____ Data records

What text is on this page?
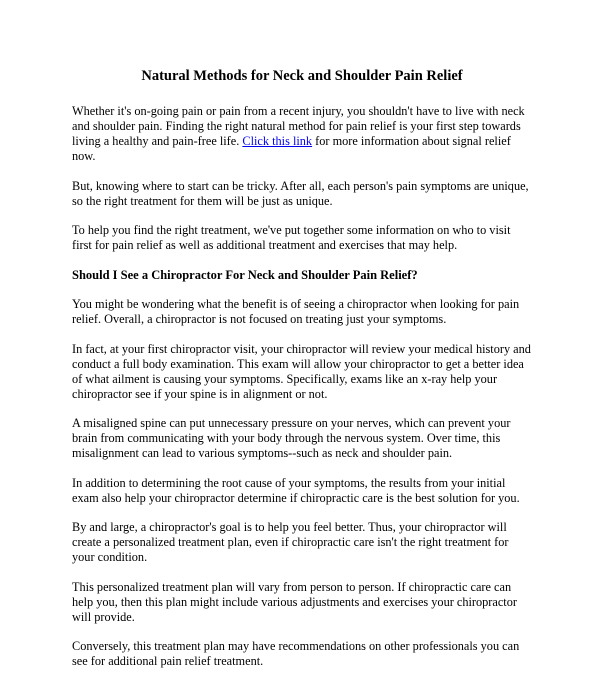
Natural Methods for Neck and Shoulder Pain Relief

Whether it's on-going pain or pain from a recent injury, you shouldn't have to live with neck and shoulder pain. Finding the right natural method for pain relief is your first step towards living a healthy and pain-free life. Click this link for more information about signal relief now.

But, knowing where to start can be tricky. After all, each person's pain symptoms are unique, so the right treatment for them will be just as unique.

To help you find the right treatment, we've put together some information on who to visit first for pain relief as well as additional treatment and exercises that may help.

Should I See a Chiropractor For Neck and Shoulder Pain Relief?

You might be wondering what the benefit is of seeing a chiropractor when looking for pain relief. Overall, a chiropractor is not focused on treating just your symptoms.

In fact, at your first chiropractor visit, your chiropractor will review your medical history and conduct a full body examination. This exam will allow your chiropractor to get a better idea of what ailment is causing your symptoms. Specifically, exams like an x-ray help your chiropractor see if your spine is in alignment or not.

A misaligned spine can put unnecessary pressure on your nerves, which can prevent your brain from communicating with your body through the nervous system. Over time, this misalignment can lead to various symptoms--such as neck and shoulder pain.

In addition to determining the root cause of your symptoms, the results from your initial exam also help your chiropractor determine if chiropractic care is the best solution for you.

By and large, a chiropractor's goal is to help you feel better. Thus, your chiropractor will create a personalized treatment plan, even if chiropractic care isn't the right treatment for your condition.

This personalized treatment plan will vary from person to person. If chiropractic care can help you, then this plan might include various adjustments and exercises your chiropractor will provide.

Conversely, this treatment plan may have recommendations on other professionals you can see for additional pain relief treatment.
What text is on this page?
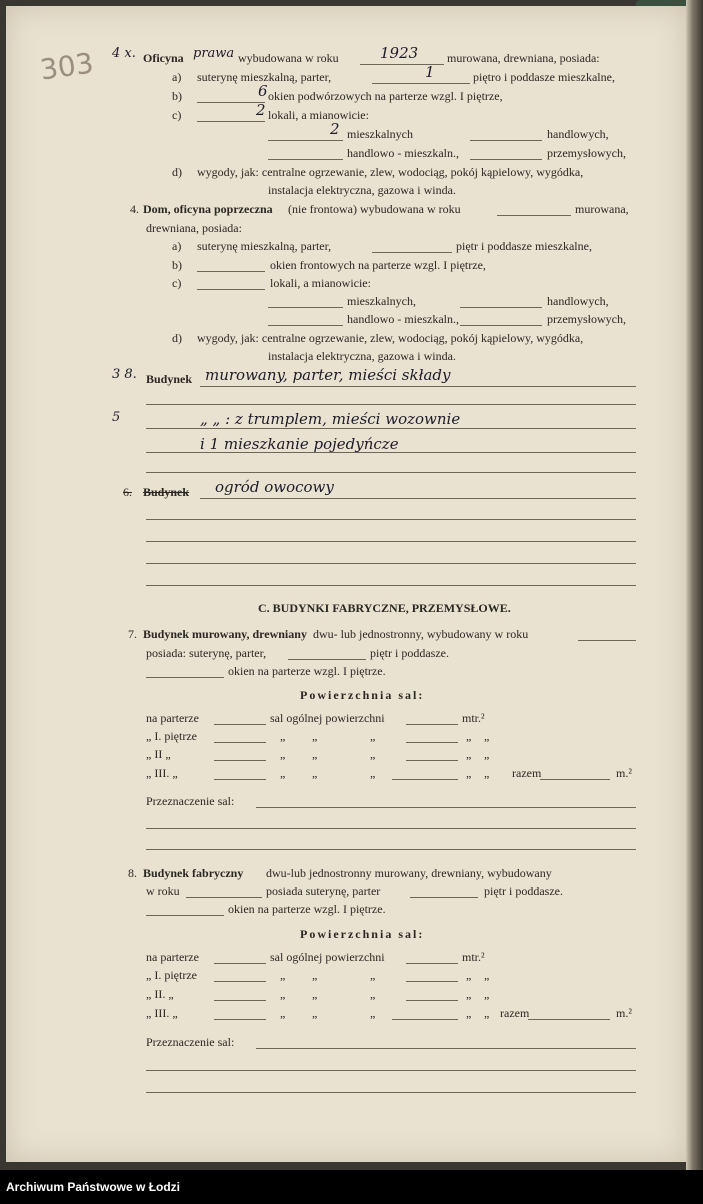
303 4 x. Oficyna prawa wybudowana w roku	1923 murowana, drewniana, posiada:
a) suterynę mieszkalną, parter,	1	piętro i poddasze mieszkalne,
b)	6 okien podwórzowych na parterze wzgl. I piętrze,
c)	2 lokali, a mianowicie:
2 mieszkalnych	handlowych,
handlowo - mieszkaln.,	przemysłowych,
d) wygody, jak: centralne ogrzewanie, zlew, wodociąg, pokój kąpielowy, wygódka,
instalacja elektryczna, gazowa i winda.
4. Dom, oficyna poprzeczna (nie frontowa) wybudowana w roku	murowana,
drewniana, posiada:
a) suterynę mieszkalną, parter,	piętr i poddasze mieszkalne,
b)	okien frontowych na parterze wzgl. I piętrze,
c)	lokali, a mianowicie:
mieszkalnych,	handlowych,
handlowo - mieszkaln.,	przemysłowych,
d) wygody, jak: centralne ogrzewanie, zlew, wodociąg, pokój kąpielowy, wygódka,
instalacja elektryczna, gazowa i winda.
3 8. Budynek murowany, parter, mieści składy
5	„ „ : z trumplem, mieści wozownie
i 1 mieszkanie pojedyńcze
6. Budynek ogród owocowy
C. BUDYNKI FABRYCZNE, PRZEMYSŁOWE.
7. Budynek murowany, drewniany dwu- lub jednostronny, wybudowany w roku
posiada: suterynę, parter,	piętr i poddasze.
okien na parterze wzgl. I piętrze.
Powierzchnia sal:
na parterze	sal ogólnej powierzchni	mtr.²
„ I. piętrze	„ „	„	„ „
„ II „	„ „	„	„ „
„ III. „	„ „	„	„ „ razem	m.²
Przeznaczenie sal:
8. Budynek fabryczny dwu-lub jednostronny murowany, drewniany, wybudowany
w roku	posiada suterynę, parter	piętr i poddasze.
okien na parterze wzgl. I piętrze.
Powierzchnia sal:
na parterze	sal ogólnej powierzchni	mtr.²
„ I. piętrze	„ „	„	„ „
„ II. „	„ „	„	„ „
„ III. „	„ „	„	„ „ razem	m.²
Przeznaczenie sal:
Archiwum Państwowe w Łodzi
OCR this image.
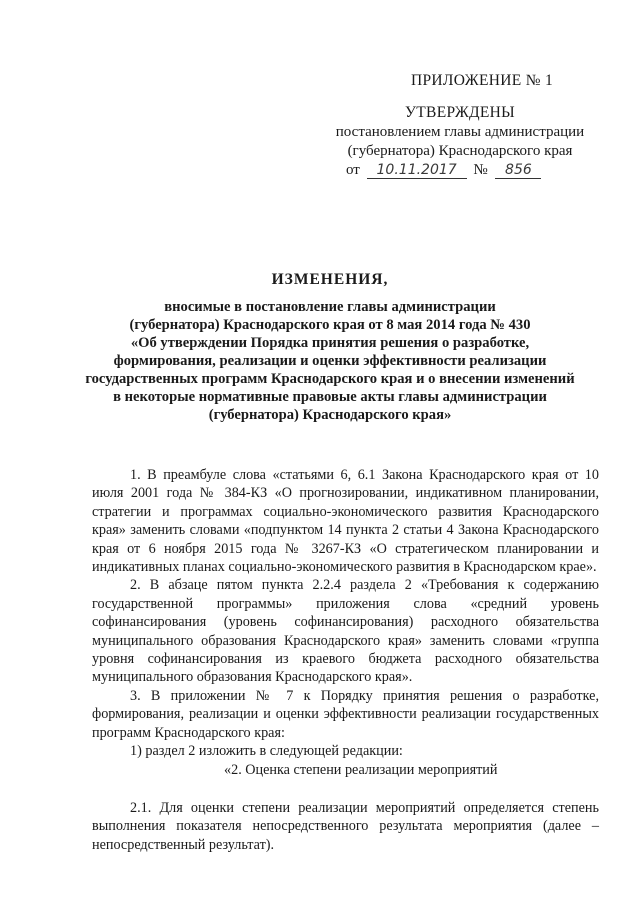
ПРИЛОЖЕНИЕ № 1
УТВЕРЖДЕНЫ
постановлением главы администрации
(губернатора) Краснодарского края
от 10.11.2017 № 856
ИЗМЕНЕНИЯ,
вносимые в постановление главы администрации
(губернатора) Краснодарского края от 8 мая 2014 года № 430
«Об утверждении Порядка принятия решения о разработке,
формирования, реализации и оценки эффективности реализации
государственных программ Краснодарского края и о внесении изменений
в некоторые нормативные правовые акты главы администрации
(губернатора) Краснодарского края»

1. В преамбуле слова «статьями 6, 6.1 Закона Краснодарского края от 10 июля 2001 года № 384-КЗ «О прогнозировании, индикативном планировании, стратегии и программах социально-экономического развития Краснодарского края» заменить словами «подпунктом 14 пункта 2 статьи 4 Закона Краснодарского края от 6 ноября 2015 года № 3267-КЗ «О стратегическом планировании и индикативных планах социально-экономического развития в Краснодарском крае».

2. В абзаце пятом пункта 2.2.4 раздела 2 «Требования к содержанию государственной программы» приложения слова «средний уровень софинансирования (уровень софинансирования) расходного обязательства муниципального образования Краснодарского края» заменить словами «группа уровня софинансирования из краевого бюджета расходного обязательства муниципального образования Краснодарского края».

3. В приложении № 7 к Порядку принятия решения о разработке, формирования, реализации и оценки эффективности реализации государственных программ Краснодарского края:

1) раздел 2 изложить в следующей редакции:

«2. Оценка степени реализации мероприятий

2.1. Для оценки степени реализации мероприятий определяется степень выполнения показателя непосредственного результата мероприятия (далее – непосредственный результат).
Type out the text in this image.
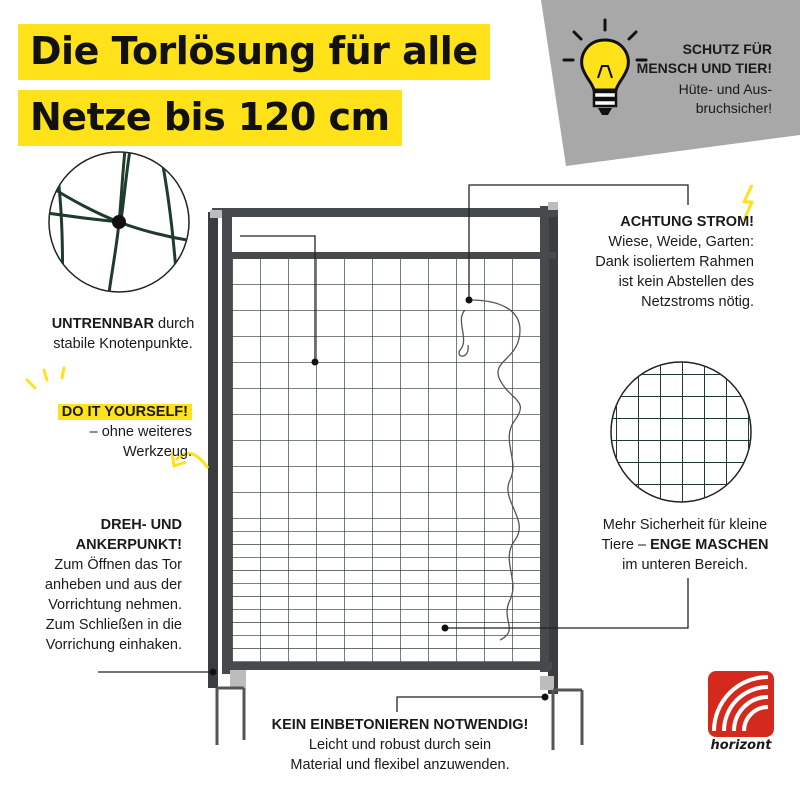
SCHUTZ FÜR
MENSCH UND TIER!
Hüte- und Aus-
bruchsicher!
Die Torlösung für alle
Netze bis 120 cm
ACHTUNG STROM!
Wiese, Weide, Garten:
Dank isoliertem Rahmen
ist kein Abstellen des
Netzstroms nötig.
UNTRENNBAR durch
stabile Knotenpunkte.
DO IT YOURSELF!
– ohne weiteres
Werkzeug.
DREH- UND
ANKERPUNKT!
Zum Öffnen das Tor
anheben und aus der
Vorrichtung nehmen.
Zum Schließen in die
Vorrichung einhaken.
Mehr Sicherheit für kleine
Tiere – ENGE MASCHEN
im unteren Bereich.
KEIN EINBETONIEREN NOTWENDIG!
Leicht und robust durch sein
Material und flexibel anzuwenden.
horizont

________

- [What to produce]: Quote the records above in full, dropping each picture.

- [Worked solution]:
What text is on this page?
Natural Methods for Neck and Shoulder Pain Relief

Whether it's on-going pain or pain from a recent injury, you shouldn't have to live with neck and shoulder pain. Finding the right natural method for pain relief is your first step towards living a healthy and pain-free life. Click this link for more information about signal relief now.

But, knowing where to start can be tricky. After all, each person's pain symptoms are unique, so the right treatment for them will be just as unique.

To help you find the right treatment, we've put together some information on who to visit first for pain relief as well as additional treatment and exercises that may help.

Should I See a Chiropractor For Neck and Shoulder Pain Relief?

You might be wondering what the benefit is of seeing a chiropractor when looking for pain relief. Overall, a chiropractor is not focused on treating just your symptoms.

In fact, at your first chiropractor visit, your chiropractor will review your medical history and conduct a full body examination. This exam will allow your chiropractor to get a better idea of what ailment is causing your symptoms. Specifically, exams like an x-ray help your chiropractor see if your spine is in alignment or not.

A misaligned spine can put unnecessary pressure on your nerves, which can prevent your brain from communicating with your body through the nervous system. Over time, this misalignment can lead to various symptoms--such as neck and shoulder pain.

In addition to determining the root cause of your symptoms, the results from your initial exam also help your chiropractor determine if chiropractic care is the best solution for you.

By and large, a chiropractor's goal is to help you feel better. Thus, your chiropractor will create a personalized treatment plan, even if chiropractic care isn't the right treatment for your condition.

This personalized treatment plan will vary from person to person. If chiropractic care can help you, then this plan might include various adjustments and exercises your chiropractor will provide.

Conversely, this treatment plan may have recommendations on other professionals you can see for additional pain relief treatment.
What text is on this page?
303 4 x. Oficyna prawa wybudowana w roku	1923 murowana, drewniana, posiada:
a) suterynę mieszkalną, parter,	1	piętro i poddasze mieszkalne,
b)	6 okien podwórzowych na parterze wzgl. I piętrze,
c)	2 lokali, a mianowicie:
2 mieszkalnych	handlowych,
handlowo - mieszkaln.,	przemysłowych,
d) wygody, jak: centralne ogrzewanie, zlew, wodociąg, pokój kąpielowy, wygódka,
instalacja elektryczna, gazowa i winda.
4. Dom, oficyna poprzeczna (nie frontowa) wybudowana w roku	murowana,
drewniana, posiada:
a) suterynę mieszkalną, parter,	piętr i poddasze mieszkalne,
b)	okien frontowych na parterze wzgl. I piętrze,
c)	lokali, a mianowicie:
mieszkalnych,	handlowych,
handlowo - mieszkaln.,	przemysłowych,
d) wygody, jak: centralne ogrzewanie, zlew, wodociąg, pokój kąpielowy, wygódka,
instalacja elektryczna, gazowa i winda.
3 8. Budynek murowany, parter, mieści składy
5	„ „ : z trumplem, mieści wozownie
i 1 mieszkanie pojedyńcze
6. Budynek ogród owocowy
C. BUDYNKI FABRYCZNE, PRZEMYSŁOWE.
7. Budynek murowany, drewniany dwu- lub jednostronny, wybudowany w roku
posiada: suterynę, parter,	piętr i poddasze.
okien na parterze wzgl. I piętrze.
Powierzchnia sal:
na parterze	sal ogólnej powierzchni	mtr.²
„ I. piętrze	„ „	„	„ „
„ II „	„ „	„	„ „
„ III. „	„ „	„	„ „ razem	m.²
Przeznaczenie sal:
8. Budynek fabryczny dwu-lub jednostronny murowany, drewniany, wybudowany
w roku	posiada suterynę, parter	piętr i poddasze.
okien na parterze wzgl. I piętrze.
Powierzchnia sal:
na parterze	sal ogólnej powierzchni	mtr.²
„ I. piętrze	„ „	„	„ „
„ II. „	„ „	„	„ „
„ III. „	„ „	„	„ „ razem	m.²
Przeznaczenie sal:
Archiwum Państwowe w Łodzi
OCR this image.
ПРИЛОЖЕНИЕ № 1
УТВЕРЖДЕНЫ
постановлением главы администрации
(губернатора) Краснодарского края
от 10.11.2017 № 856
ИЗМЕНЕНИЯ,
вносимые в постановление главы администрации
(губернатора) Краснодарского края от 8 мая 2014 года № 430
«Об утверждении Порядка принятия решения о разработке,
формирования, реализации и оценки эффективности реализации
государственных программ Краснодарского края и о внесении изменений
в некоторые нормативные правовые акты главы администрации
(губернатора) Краснодарского края»

1. В преамбуле слова «статьями 6, 6.1 Закона Краснодарского края от 10 июля 2001 года № 384-КЗ «О прогнозировании, индикативном планировании, стратегии и программах социально-экономического развития Краснодарского края» заменить словами «подпунктом 14 пункта 2 статьи 4 Закона Краснодарского края от 6 ноября 2015 года № 3267-КЗ «О стратегическом планировании и индикативных планах социально-экономического развития в Краснодарском крае».

2. В абзаце пятом пункта 2.2.4 раздела 2 «Требования к содержанию государственной программы» приложения слова «средний уровень софинансирования (уровень софинансирования) расходного обязательства муниципального образования Краснодарского края» заменить словами «группа уровня софинансирования из краевого бюджета расходного обязательства муниципального образования Краснодарского края».

3. В приложении № 7 к Порядку принятия решения о разработке, формирования, реализации и оценки эффективности реализации государственных программ Краснодарского края:

1) раздел 2 изложить в следующей редакции:

«2. Оценка степени реализации мероприятий

2.1. Для оценки степени реализации мероприятий определяется степень выполнения показателя непосредственного результата мероприятия (далее – непосредственный результат).
Type out the text in this image.
SCHUTZ FÜR
MENSCH UND TIER!
Hüte- und Aus-
bruchsicher!
Die Torlösung für alle
Netze bis 120 cm
ACHTUNG STROM!
Wiese, Weide, Garten:
Dank isoliertem Rahmen
ist kein Abstellen des
Netzstroms nötig.
UNTRENNBAR durch
stabile Knotenpunkte.
DO IT YOURSELF!
– ohne weiteres
Werkzeug.
DREH- UND
ANKERPUNKT!
Zum Öffnen das Tor
anheben und aus der
Vorrichtung nehmen.
Zum Schließen in die
Vorrichung einhaken.
Mehr Sicherheit für kleine
Tiere – ENGE MASCHEN
im unteren Bereich.
KEIN EINBETONIEREN NOTWENDIG!
Leicht und robust durch sein
Material und flexibel anzuwenden.
horizont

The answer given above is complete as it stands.